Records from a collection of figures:
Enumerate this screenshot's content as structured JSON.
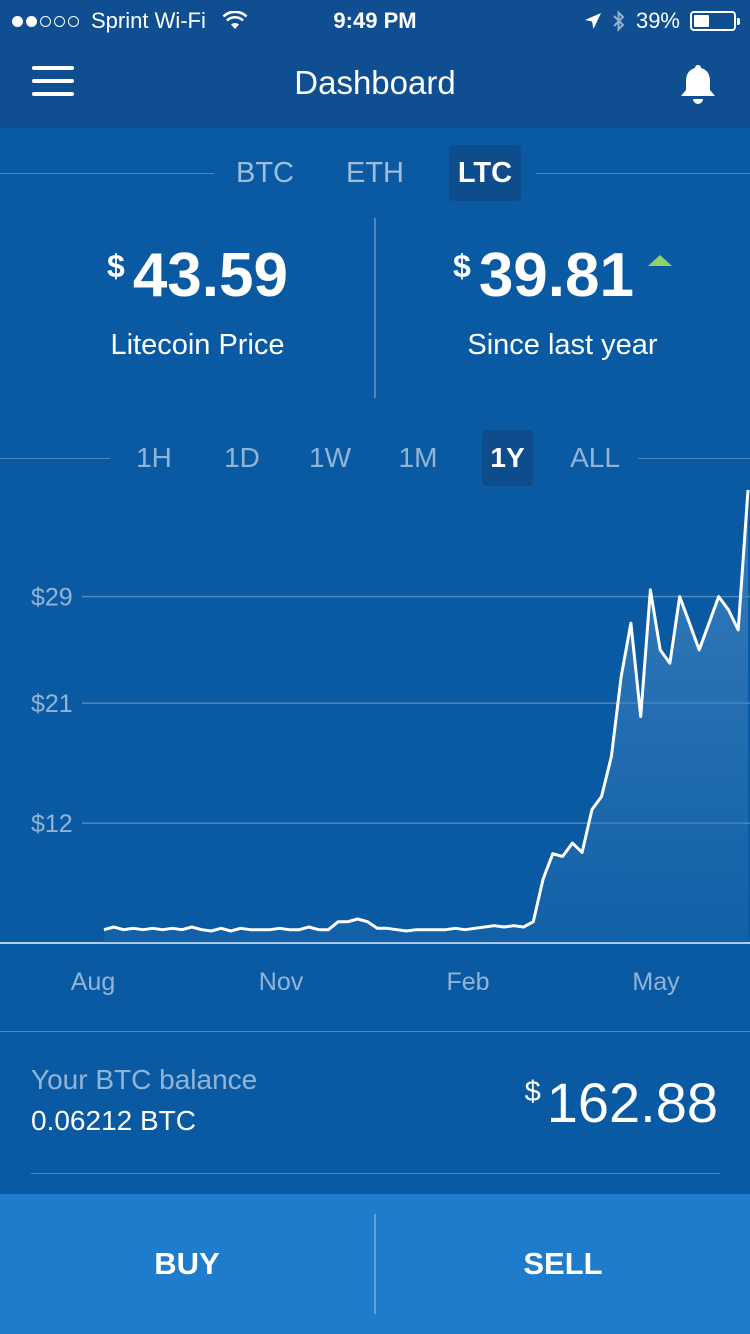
{
  "status": {
    "carrier": "Sprint Wi-Fi",
    "time": "9:49 PM",
    "battery": "39%",
    "battery_level": 0.39,
    "signal_bars": 2
  },
  "nav": {
    "title": "Dashboard"
  },
  "coin_tabs": [
    "BTC",
    "ETH",
    "LTC"
  ],
  "coin_tabs_active": "LTC",
  "price": {
    "currency_symbol": "$",
    "value": "43.59",
    "label": "Litecoin Price"
  },
  "change": {
    "currency_symbol": "$",
    "value": "39.81",
    "label": "Since last year",
    "direction": "up",
    "up_color": "#8fd16a"
  },
  "range_tabs": [
    "1H",
    "1D",
    "1W",
    "1M",
    "1Y",
    "ALL"
  ],
  "range_tabs_active": "1Y",
  "chart_data": {
    "type": "area",
    "title": "",
    "xlabel": "",
    "ylabel": "",
    "y_ticks": [
      "$29",
      "$21",
      "$12"
    ],
    "y_tick_values": [
      29,
      21,
      12
    ],
    "x_ticks": [
      "Aug",
      "Nov",
      "Feb",
      "May"
    ],
    "ylim": [
      3.0,
      37.0
    ],
    "series": [
      {
        "values": [
          4.0,
          4.2,
          4.0,
          4.1,
          4.0,
          4.1,
          4.0,
          4.1,
          4.0,
          4.2,
          4.0,
          3.9,
          4.1,
          3.9,
          4.1,
          4.0,
          4.0,
          4.0,
          4.1,
          4.0,
          4.0,
          4.2,
          4.0,
          4.0,
          4.6,
          4.6,
          4.8,
          4.6,
          4.1,
          4.1,
          4.0,
          3.9,
          4.0,
          4.0,
          4.0,
          4.0,
          4.1,
          4.0,
          4.1,
          4.2,
          4.3,
          4.2,
          4.3,
          4.2,
          4.6,
          7.8,
          9.7,
          9.5,
          10.5,
          9.8,
          13.0,
          14.0,
          17.0,
          23.0,
          27.0,
          20.0,
          29.5,
          25.0,
          24.0,
          29.0,
          27.0,
          25.0,
          27.0,
          29.0,
          28.0,
          26.5,
          37.0
        ]
      }
    ],
    "line_color": "#ffffff",
    "fill_color": "#3d82bf"
  },
  "balance": {
    "label": "Your BTC balance",
    "amount": "0.06212 BTC",
    "currency_symbol": "$",
    "usd_value": "162.88"
  },
  "actions": {
    "buy": "BUY",
    "sell": "SELL"
  }
}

◆ TASK
Transcribe the entries above verbatim, omitting their pictures.

◆ RESPONSE FOR THIS EXERCISE
Enumerate this screenshot's content as structured JSON.
{
  "status": {
    "carrier": "Sprint Wi-Fi",
    "time": "9:49 PM",
    "battery": "39%",
    "battery_level": 0.39,
    "signal_bars": 2
  },
  "nav": {
    "title": "Dashboard"
  },
  "coin_tabs": [
    "BTC",
    "ETH",
    "LTC"
  ],
  "coin_tabs_active": "LTC",
  "price": {
    "currency_symbol": "$",
    "value": "43.59",
    "label": "Litecoin Price"
  },
  "change": {
    "currency_symbol": "$",
    "value": "39.81",
    "label": "Since last year",
    "direction": "up",
    "up_color": "#8fd16a"
  },
  "range_tabs": [
    "1H",
    "1D",
    "1W",
    "1M",
    "1Y",
    "ALL"
  ],
  "range_tabs_active": "1Y",
  "chart_data": {
    "type": "area",
    "title": "",
    "xlabel": "",
    "ylabel": "",
    "y_ticks": [
      "$29",
      "$21",
      "$12"
    ],
    "y_tick_values": [
      29,
      21,
      12
    ],
    "x_ticks": [
      "Aug",
      "Nov",
      "Feb",
      "May"
    ],
    "ylim": [
      3.0,
      37.0
    ],
    "series": [
      {
        "values": [
          4.0,
          4.2,
          4.0,
          4.1,
          4.0,
          4.1,
          4.0,
          4.1,
          4.0,
          4.2,
          4.0,
          3.9,
          4.1,
          3.9,
          4.1,
          4.0,
          4.0,
          4.0,
          4.1,
          4.0,
          4.0,
          4.2,
          4.0,
          4.0,
          4.6,
          4.6,
          4.8,
          4.6,
          4.1,
          4.1,
          4.0,
          3.9,
          4.0,
          4.0,
          4.0,
          4.0,
          4.1,
          4.0,
          4.1,
          4.2,
          4.3,
          4.2,
          4.3,
          4.2,
          4.6,
          7.8,
          9.7,
          9.5,
          10.5,
          9.8,
          13.0,
          14.0,
          17.0,
          23.0,
          27.0,
          20.0,
          29.5,
          25.0,
          24.0,
          29.0,
          27.0,
          25.0,
          27.0,
          29.0,
          28.0,
          26.5,
          37.0
        ]
      }
    ],
    "line_color": "#ffffff",
    "fill_color": "#3d82bf"
  },
  "balance": {
    "label": "Your BTC balance",
    "amount": "0.06212 BTC",
    "currency_symbol": "$",
    "usd_value": "162.88"
  },
  "actions": {
    "buy": "BUY",
    "sell": "SELL"
  }
}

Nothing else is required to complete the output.